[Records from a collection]
----------

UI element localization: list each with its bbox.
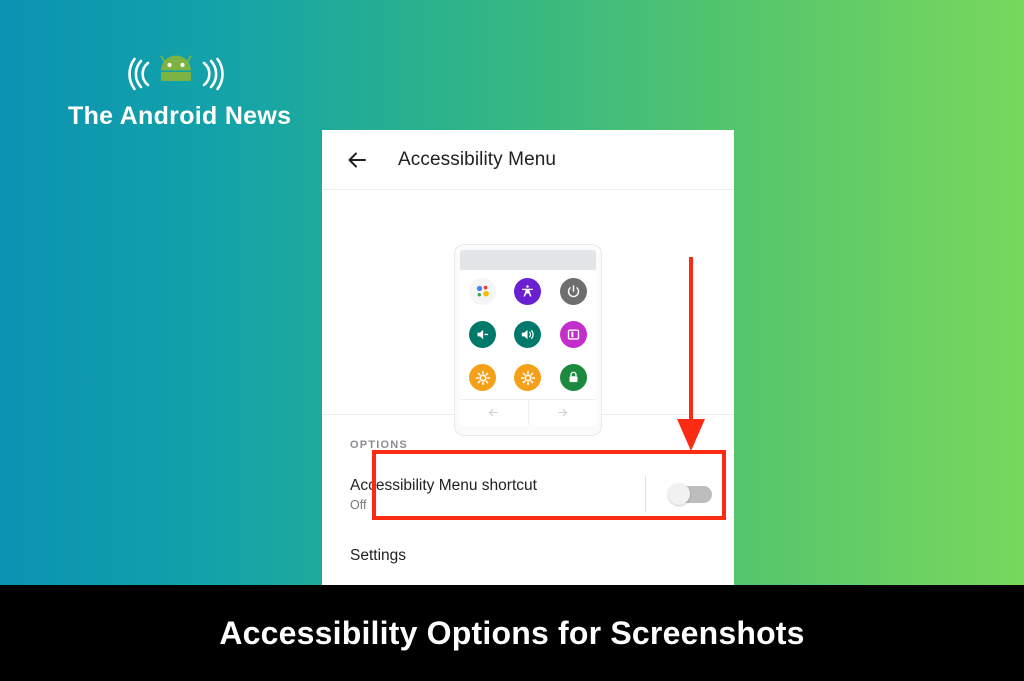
lock-screen-icon[interactable] bbox=[559, 364, 587, 391]
mini-device-statusbar bbox=[460, 250, 596, 270]
caption-bar: Accessibility Options for Screenshots bbox=[0, 585, 1024, 681]
google-assistant-icon[interactable] bbox=[469, 278, 497, 305]
card-header: Accessibility Menu bbox=[322, 130, 734, 190]
accessibility-person-icon[interactable] bbox=[514, 278, 542, 305]
brand-name: The Android News bbox=[68, 102, 292, 130]
brand-logo: The Android News bbox=[68, 52, 292, 131]
nav-forward-arrow-icon[interactable] bbox=[529, 400, 597, 425]
brightness-down-icon[interactable] bbox=[469, 364, 497, 391]
settings-card: Accessibility Menu OPTIONS Accessibility… bbox=[322, 130, 734, 585]
page-title: Accessibility Menu bbox=[398, 148, 557, 170]
recent-apps-icon[interactable] bbox=[559, 321, 587, 348]
toggle-thumb bbox=[668, 483, 690, 505]
accessibility-icon-grid bbox=[460, 270, 596, 399]
power-icon[interactable] bbox=[559, 278, 587, 305]
settings-row-title: Settings bbox=[350, 547, 407, 564]
brightness-up-icon[interactable] bbox=[514, 364, 542, 391]
page-root: The Android News Accessibility Menu OPTI… bbox=[0, 0, 1024, 681]
accessibility-menu-shortcut-row[interactable]: Accessibility Menu shortcut Off bbox=[322, 463, 734, 525]
android-robot-with-signal-waves-icon bbox=[68, 52, 283, 96]
caption-text: Accessibility Options for Screenshots bbox=[219, 614, 805, 651]
settings-row[interactable]: Settings bbox=[322, 525, 734, 585]
back-arrow-icon[interactable] bbox=[344, 147, 370, 173]
nav-back-arrow-icon[interactable] bbox=[460, 400, 529, 425]
row-vertical-divider bbox=[645, 476, 646, 512]
shortcut-row-status: Off bbox=[350, 497, 367, 512]
mini-device-frame bbox=[455, 245, 601, 435]
row-text-group: Accessibility Menu shortcut Off bbox=[350, 476, 645, 513]
mini-device-navbar bbox=[460, 399, 596, 425]
volume-up-icon[interactable] bbox=[514, 321, 542, 348]
volume-down-icon[interactable] bbox=[469, 321, 497, 348]
accessibility-menu-preview bbox=[322, 190, 734, 435]
shortcut-row-title: Accessibility Menu shortcut bbox=[350, 476, 537, 494]
shortcut-toggle-switch[interactable] bbox=[668, 483, 712, 505]
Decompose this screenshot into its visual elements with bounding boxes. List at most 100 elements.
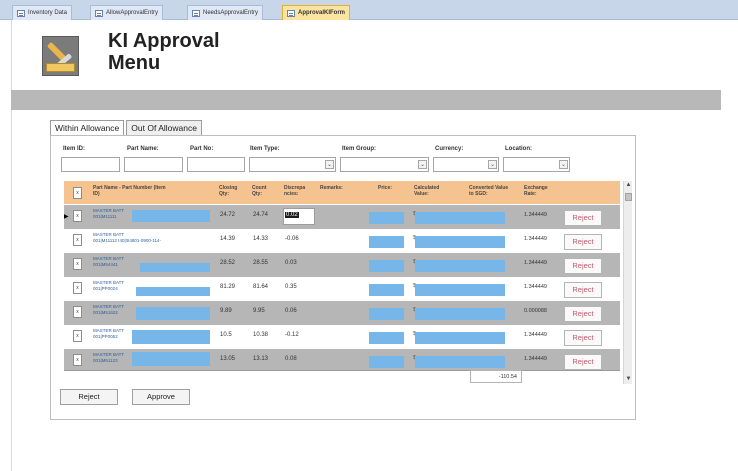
location-combo[interactable]: ⌄ [503, 157, 570, 172]
count-qty-cell[interactable]: 13.13 [253, 356, 268, 362]
page-title: KI Approval Menu [108, 30, 308, 74]
scroll-down-arrow-icon[interactable]: ▼ [624, 375, 633, 384]
chevron-down-icon[interactable]: ⌄ [559, 160, 568, 169]
doc-tab-approval-ki-form[interactable]: ApprovalKIForm [282, 5, 351, 20]
part-no-label: Part No: [190, 146, 214, 152]
closing-qty-cell: 13.05 [220, 356, 236, 362]
closing-qty-cell: 81.29 [220, 284, 236, 290]
grid-bottom-border [64, 370, 620, 371]
closing-qty-cell: 28.52 [220, 260, 236, 266]
chevron-down-icon[interactable]: ⌄ [488, 160, 497, 169]
exchange-rate-cell: 1.344449 [524, 212, 547, 218]
table-row[interactable]: x MASTER BATT 001|PP0052 10.5 10.38 -0.1… [64, 325, 620, 349]
col-calculated-value: Calculated Value: [414, 185, 440, 197]
chevron-down-icon[interactable]: ⌄ [418, 160, 427, 169]
count-qty-cell[interactable]: 10.38 [253, 332, 268, 338]
count-qty-cell[interactable]: 9.95 [253, 308, 265, 314]
row-reject-button[interactable]: Reject [564, 306, 602, 322]
doc-tab-needs-approval-entry[interactable]: NeedsApprovalEntry [187, 5, 264, 20]
discrepancies-field[interactable]: 0.02 [283, 208, 315, 225]
row-checkbox[interactable]: x [73, 234, 82, 246]
col-exchange-rate: Exchange Rate: [524, 185, 548, 197]
approve-button[interactable]: Approve [132, 389, 190, 405]
item-group-combo[interactable]: ⌄ [340, 157, 429, 172]
part-code: 001|M11112 I40|3I4801-0900-114- [93, 238, 162, 243]
table-row[interactable]: x MASTER BATT 001|M51123 13.05 13.13 0.0… [64, 349, 620, 370]
chevron-down-icon[interactable]: ⌄ [325, 160, 334, 169]
row-checkbox[interactable]: x [73, 282, 82, 294]
row-checkbox[interactable]: x [73, 210, 82, 222]
col-closing-qty: Closing Qty: [219, 185, 238, 197]
row-checkbox[interactable]: x [73, 306, 82, 318]
row-reject-button[interactable]: Reject [564, 354, 602, 370]
redacted-block [136, 307, 210, 320]
calculated-value-cell [415, 308, 505, 320]
tab-out-of-allowance[interactable]: Out Of Allowance [126, 120, 202, 136]
total-converted-value: -110.54 [470, 370, 522, 383]
row-reject-button[interactable]: Reject [564, 258, 602, 274]
document-tabs: Inventory Data AllowApprovalEntry NeedsA… [0, 0, 738, 20]
scroll-thumb[interactable] [625, 193, 632, 201]
price-cell [369, 284, 404, 296]
grid-header: x Part Name - Part Number (Item ID) Clos… [64, 181, 620, 204]
table-row[interactable]: x MASTER BATT 001|PP0024 81.29 81.64 0.3… [64, 277, 620, 301]
price-cell [369, 356, 404, 368]
row-checkbox[interactable]: x [73, 354, 82, 366]
form-icon [95, 9, 103, 17]
row-reject-button[interactable]: Reject [564, 282, 602, 298]
table-row[interactable]: ▶ x MASTER BATT 001|M11111 24.72 24.74 0… [64, 205, 620, 229]
item-type-combo[interactable]: ⌄ [249, 157, 336, 172]
select-all-checkbox[interactable]: x [73, 187, 82, 199]
count-qty-cell[interactable]: 28.55 [253, 260, 268, 266]
count-qty-cell[interactable]: 24.74 [253, 212, 268, 218]
part-name-input[interactable] [124, 157, 183, 172]
discrepancies-cell: 0.03 [285, 260, 297, 266]
closing-qty-cell: 9.89 [220, 308, 232, 314]
item-type-label: Item Type: [250, 146, 280, 152]
tab-strip: Within Allowance Out Of Allowance [50, 120, 202, 136]
part-name-cell[interactable]: MASTER BATT 001|M11112 I40|3I4801-0900-1… [93, 232, 213, 244]
part-no-input[interactable] [187, 157, 245, 172]
scroll-up-arrow-icon[interactable]: ▲ [624, 181, 633, 190]
price-cell [369, 236, 404, 248]
currency-label: Currency: [435, 146, 464, 152]
row-reject-button[interactable]: Reject [564, 234, 602, 250]
item-id-input[interactable] [61, 157, 120, 172]
col-converted-value: Converted Value to SGD: [469, 185, 509, 197]
price-cell [369, 212, 404, 224]
exchange-rate-cell: 1.344449 [524, 236, 547, 242]
closing-qty-cell: 24.72 [220, 212, 236, 218]
col-discrepancies: Discrepa ncies: [284, 185, 306, 197]
currency-combo[interactable]: ⌄ [433, 157, 499, 172]
count-qty-cell[interactable]: 81.64 [253, 284, 268, 290]
row-reject-button[interactable]: Reject [564, 210, 602, 226]
row-checkbox[interactable]: x [73, 258, 82, 270]
closing-qty-cell: 14.39 [220, 236, 236, 242]
table-row[interactable]: x MASTER BATT 001|M54441 28.52 28.55 0.0… [64, 253, 620, 277]
calculated-value-cell [415, 284, 505, 296]
item-id-label: Item ID: [63, 146, 86, 152]
calculated-value-cell [415, 356, 505, 368]
count-qty-cell[interactable]: 14.33 [253, 236, 268, 242]
vertical-scrollbar[interactable]: ▲ ▼ [623, 181, 632, 384]
col-remarks: Remarks: [320, 185, 343, 191]
table-row[interactable]: x MASTER BATT 001|M51622 9.89 9.95 0.06 … [64, 301, 620, 325]
table-row[interactable]: x MASTER BATT 001|M11112 I40|3I4801-0900… [64, 229, 620, 253]
row-reject-button[interactable]: Reject [564, 330, 602, 346]
doc-tab-allow-approval-entry[interactable]: AllowApprovalEntry [90, 5, 164, 20]
form-icon [17, 9, 25, 17]
price-cell [369, 260, 404, 272]
doc-tab-label: AllowApprovalEntry [106, 10, 159, 16]
exchange-rate-cell: 1.344449 [524, 332, 547, 338]
item-group-label: Item Group: [342, 146, 376, 152]
record-selector-icon: ▶ [64, 214, 69, 220]
form-icon [287, 9, 295, 17]
header-divider-bar [11, 90, 721, 110]
col-part-name: Part Name - Part Number (Item ID) [93, 185, 166, 197]
location-label: Location: [505, 146, 532, 152]
doc-tab-inventory-data[interactable]: Inventory Data [12, 5, 73, 20]
reject-button[interactable]: Reject [60, 389, 118, 405]
tab-within-allowance[interactable]: Within Allowance [50, 120, 125, 136]
exchange-rate-cell: 1.344449 [524, 356, 547, 362]
row-checkbox[interactable]: x [73, 330, 82, 342]
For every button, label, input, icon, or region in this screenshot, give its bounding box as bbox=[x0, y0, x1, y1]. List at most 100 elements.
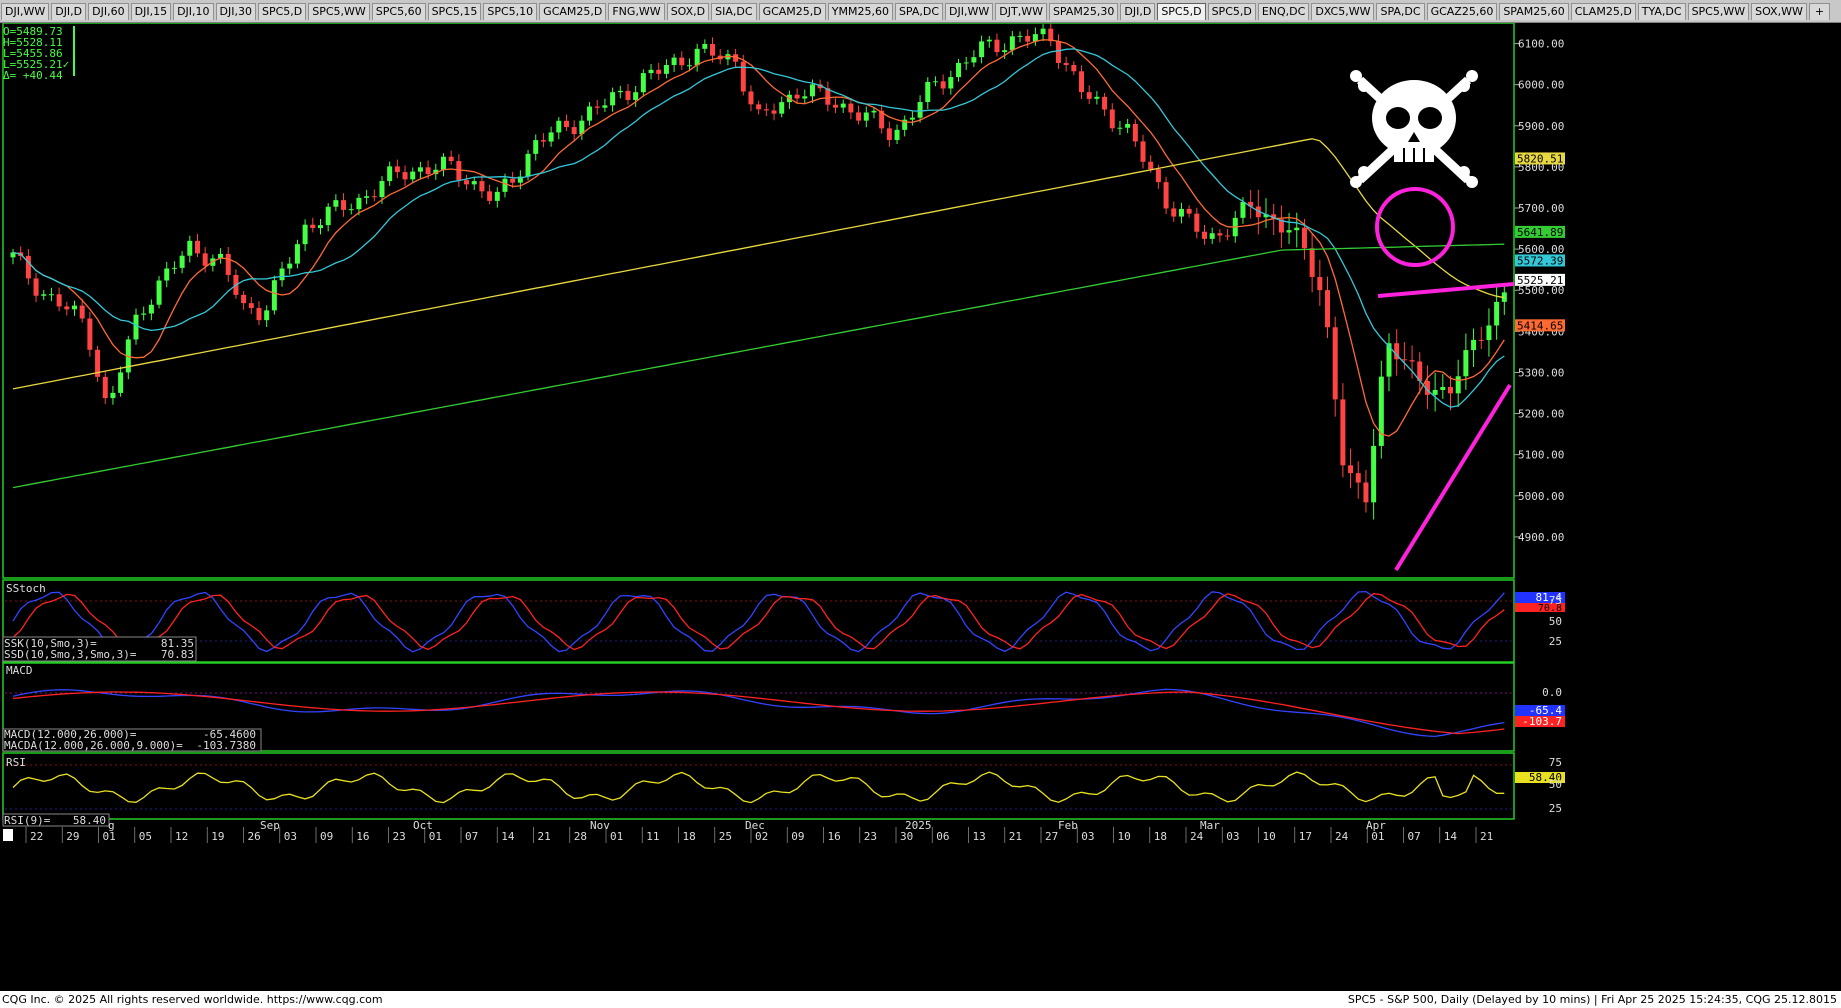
candle-body bbox=[294, 244, 300, 264]
date-axis-label: 25 bbox=[719, 830, 732, 843]
candle-body bbox=[494, 191, 500, 201]
symbol-tab[interactable]: DXC5,WW bbox=[1311, 3, 1375, 20]
candle-body bbox=[25, 255, 31, 279]
candle-body bbox=[802, 96, 808, 99]
candle-body bbox=[1155, 169, 1161, 183]
symbol-tab[interactable]: YMM25,60 bbox=[827, 3, 893, 20]
symbol-tab[interactable]: FNG,WW bbox=[608, 3, 665, 20]
candle-body bbox=[225, 253, 231, 275]
candle-body bbox=[1094, 96, 1100, 99]
symbol-tab[interactable]: SPC5,D bbox=[1207, 3, 1256, 20]
symbol-tab[interactable]: DJI,WW bbox=[1, 3, 50, 20]
symbol-tab[interactable]: SPA,DC bbox=[894, 3, 944, 20]
candle-body bbox=[617, 90, 623, 93]
month-label: g bbox=[108, 819, 115, 832]
month-label: Dec bbox=[745, 819, 765, 832]
symbol-tab[interactable]: GCAM25,D bbox=[539, 3, 607, 20]
rsi-pane-border bbox=[2, 752, 1515, 820]
rsi-value: 58.40 bbox=[73, 814, 106, 827]
chart-canvas[interactable]: 4900.005000.005100.005200.005300.005400.… bbox=[0, 23, 1841, 991]
candle-body bbox=[1440, 387, 1446, 390]
date-axis-label: 18 bbox=[683, 830, 696, 843]
candle-body bbox=[1002, 50, 1008, 53]
candle-body bbox=[671, 57, 677, 65]
candle-body bbox=[487, 191, 493, 201]
symbol-tab[interactable]: SPC5,D bbox=[257, 3, 307, 20]
candle-body bbox=[1494, 301, 1500, 326]
date-axis-label: 24 bbox=[1335, 830, 1349, 843]
symbol-tab[interactable]: DJI,30 bbox=[215, 3, 256, 20]
price-axis-label: 5900.00 bbox=[1518, 120, 1564, 133]
candle-body bbox=[1486, 325, 1492, 340]
date-axis-label: 01 bbox=[610, 830, 623, 843]
stoch-k-line bbox=[12, 590, 1505, 653]
symbol-tab[interactable]: DJI,D bbox=[1120, 3, 1156, 20]
date-axis-label: 21 bbox=[538, 830, 551, 843]
candle-body bbox=[1102, 96, 1108, 110]
date-axis-label: 14 bbox=[1444, 830, 1458, 843]
symbol-tab[interactable]: DJI,10 bbox=[173, 3, 214, 20]
symbol-tab[interactable]: CLAM25,D bbox=[1570, 3, 1636, 20]
symbol-tab[interactable]: SPAM25,30 bbox=[1048, 3, 1119, 20]
candle-body bbox=[894, 129, 900, 141]
symbol-tab[interactable]: DJI,D bbox=[51, 3, 87, 20]
symbol-tab[interactable]: SPC5,WW bbox=[1687, 3, 1750, 20]
candle-body bbox=[740, 61, 746, 92]
month-label: Mar bbox=[1200, 819, 1220, 832]
symbol-tab[interactable]: SPC5,WW bbox=[308, 3, 370, 20]
symbol-tab[interactable]: SPC5,60 bbox=[371, 3, 426, 20]
candle-body bbox=[940, 81, 946, 89]
symbol-tab[interactable]: SOX,WW bbox=[1751, 3, 1807, 20]
symbol-tab[interactable]: SPC5,D bbox=[1157, 3, 1206, 20]
candle-body bbox=[464, 180, 470, 185]
candle-body bbox=[986, 39, 992, 42]
candle-body bbox=[371, 196, 377, 198]
candle-body bbox=[525, 153, 531, 177]
symbol-tab[interactable]: GCAZ25,60 bbox=[1426, 3, 1498, 20]
add-tab-button[interactable]: + bbox=[1808, 3, 1831, 20]
copyright-text: CQG Inc. © 2025 All rights reserved worl… bbox=[2, 993, 383, 1006]
macd-signal-label: MACDA(12.000,26.000,9.000)= bbox=[4, 739, 183, 752]
rsi-axis-label: 25 bbox=[1549, 802, 1562, 815]
symbol-tab[interactable]: TYA,DC bbox=[1637, 3, 1686, 20]
symbol-tab[interactable]: SPAM25,60 bbox=[1499, 3, 1569, 20]
symbol-tab[interactable]: DJI,15 bbox=[130, 3, 172, 20]
candle-body bbox=[794, 94, 800, 99]
candle-body bbox=[440, 156, 446, 170]
price-axis-label: 5300.00 bbox=[1518, 366, 1564, 379]
symbol-tab[interactable]: SOX,D bbox=[666, 3, 710, 20]
candle-body bbox=[379, 181, 385, 198]
symbol-tab[interactable]: SPC5,15 bbox=[427, 3, 482, 20]
skull-icon bbox=[1350, 70, 1478, 188]
bone-end bbox=[1466, 70, 1478, 82]
stoch-axis-label: 50 bbox=[1549, 615, 1562, 628]
candle-body bbox=[948, 77, 954, 89]
candle-body bbox=[656, 69, 662, 74]
symbol-tab[interactable]: ENQ,DC bbox=[1257, 3, 1310, 20]
symbol-tab[interactable]: SIA,DC bbox=[711, 3, 757, 20]
instrument-status-text: SPC5 - S&P 500, Daily (Delayed by 10 min… bbox=[1347, 993, 1837, 1006]
symbol-tab[interactable]: DJI,60 bbox=[88, 3, 129, 20]
symbol-tab[interactable]: DJI,WW bbox=[945, 3, 994, 20]
candle-body bbox=[1117, 127, 1123, 129]
symbol-tab[interactable]: GCAM25,D bbox=[758, 3, 826, 20]
candle-body bbox=[64, 306, 70, 310]
candle-body bbox=[1194, 213, 1200, 232]
candle-body bbox=[1309, 248, 1315, 277]
symbol-tab[interactable]: SPA,DC bbox=[1376, 3, 1425, 20]
date-axis-label: 19 bbox=[211, 830, 224, 843]
candle-body bbox=[756, 104, 762, 110]
symbol-tab[interactable]: DJT,WW bbox=[995, 3, 1047, 20]
candle-body bbox=[679, 57, 685, 66]
candle-body bbox=[809, 84, 815, 97]
candle-body bbox=[133, 314, 139, 340]
symbol-tab[interactable]: SPC5,10 bbox=[483, 3, 538, 20]
date-axis-label: 28 bbox=[574, 830, 587, 843]
candle-body bbox=[833, 104, 839, 108]
candle-body bbox=[241, 294, 247, 304]
candle-body bbox=[540, 140, 546, 142]
candle-body bbox=[1140, 141, 1146, 162]
candle-body bbox=[702, 44, 708, 49]
candle-body bbox=[502, 178, 508, 192]
candle-body bbox=[164, 268, 170, 281]
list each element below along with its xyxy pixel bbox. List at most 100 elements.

----------

STATED GOAL
Repeat verbatim the rows above that open with the line containing "location-combo[interactable]: ⌄ [503, 157, 570, 172]" and close with the line containing "part-code: 001|M11112 I40|3I4801-0900-114- [93, 238, 162, 243]", including both of those lines.

RESPONSE FOR THIS EXERCISE
location-combo[interactable]: ⌄ [503, 157, 570, 172]
count-qty-cell[interactable]: 13.13 [253, 356, 268, 362]
page-title: KI Approval Menu [108, 30, 308, 74]
scroll-down-arrow-icon[interactable]: ▼ [624, 375, 633, 384]
chevron-down-icon[interactable]: ⌄ [559, 160, 568, 169]
doc-tab-approval-ki-form[interactable]: ApprovalKIForm [282, 5, 351, 20]
part-no-label: Part No: [190, 146, 214, 152]
closing-qty-cell: 13.05 [220, 356, 236, 362]
closing-qty-cell: 81.29 [220, 284, 236, 290]
grid-bottom-border [64, 370, 620, 371]
closing-qty-cell: 28.52 [220, 260, 236, 266]
chevron-down-icon[interactable]: ⌄ [488, 160, 497, 169]
exchange-rate-cell: 1.344449 [524, 212, 547, 218]
table-row[interactable]: x MASTER BATT 001|PP0052 10.5 10.38 -0.1… [64, 325, 620, 349]
col-calculated-value: Calculated Value: [414, 185, 440, 197]
chevron-down-icon[interactable]: ⌄ [418, 160, 427, 169]
count-qty-cell[interactable]: 10.38 [253, 332, 268, 338]
count-qty-cell[interactable]: 9.95 [253, 308, 265, 314]
row-reject-button[interactable]: Reject [564, 306, 602, 322]
doc-tab-needs-approval-entry[interactable]: NeedsApprovalEntry [187, 5, 264, 20]
discrepancies-field[interactable]: 0.02 [283, 208, 315, 225]
row-checkbox[interactable]: x [73, 234, 82, 246]
col-exchange-rate: Exchange Rate: [524, 185, 548, 197]
approve-button[interactable]: Approve [132, 389, 190, 405]
item-group-combo[interactable]: ⌄ [340, 157, 429, 172]
part-code: 001|M11112 I40|3I4801-0900-114- [93, 238, 162, 243]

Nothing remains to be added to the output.